Instructions to follow:
Spot each line that carries the word "Activities"; copy those lines.
--- START Provided records ---
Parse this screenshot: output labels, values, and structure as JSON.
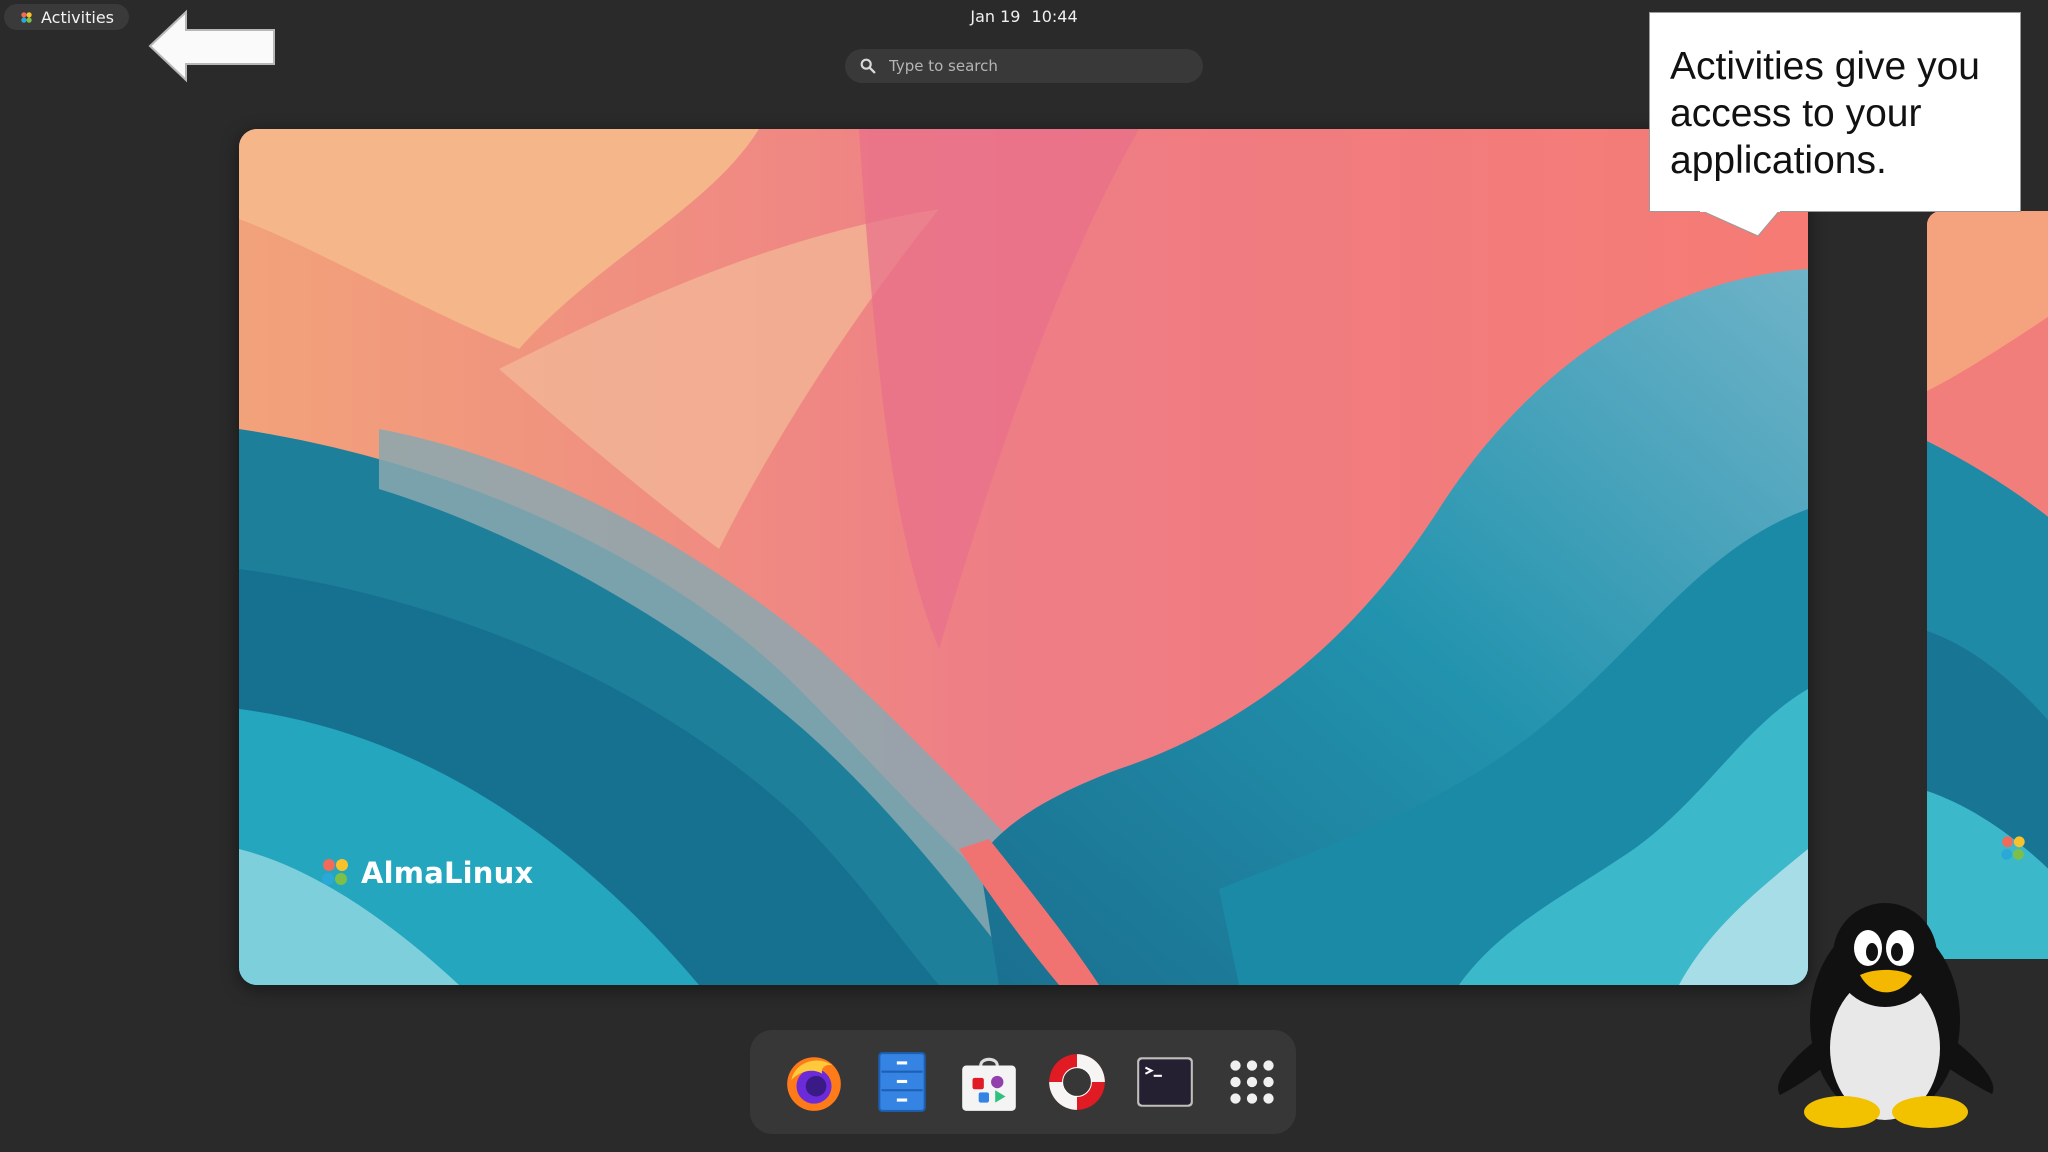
{
  "topbar": {
    "activities_label": "Activities",
    "date": "Jan 19",
    "time": "10:44"
  },
  "search": {
    "placeholder": "Type to search"
  },
  "workspace": {
    "brand_name": "AlmaLinux"
  },
  "callout": {
    "text": "Activities give you access to your applications."
  },
  "dock": {
    "items": [
      {
        "name": "firefox",
        "icon": "firefox-icon"
      },
      {
        "name": "files",
        "icon": "files-icon"
      },
      {
        "name": "software",
        "icon": "software-icon"
      },
      {
        "name": "help",
        "icon": "lifebuoy-icon"
      },
      {
        "name": "terminal",
        "icon": "terminal-icon"
      },
      {
        "name": "show-apps",
        "icon": "app-grid-icon"
      }
    ]
  },
  "colors": {
    "background": "#2a2a2a",
    "panel": "#3a3a3a",
    "wallpaper_pink": "#f07a78",
    "wallpaper_teal": "#1f8fa8"
  }
}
--- END Provided records ---
Task output:
    "activities_label": "Activities",
    "text": "Activities give you access to your applications."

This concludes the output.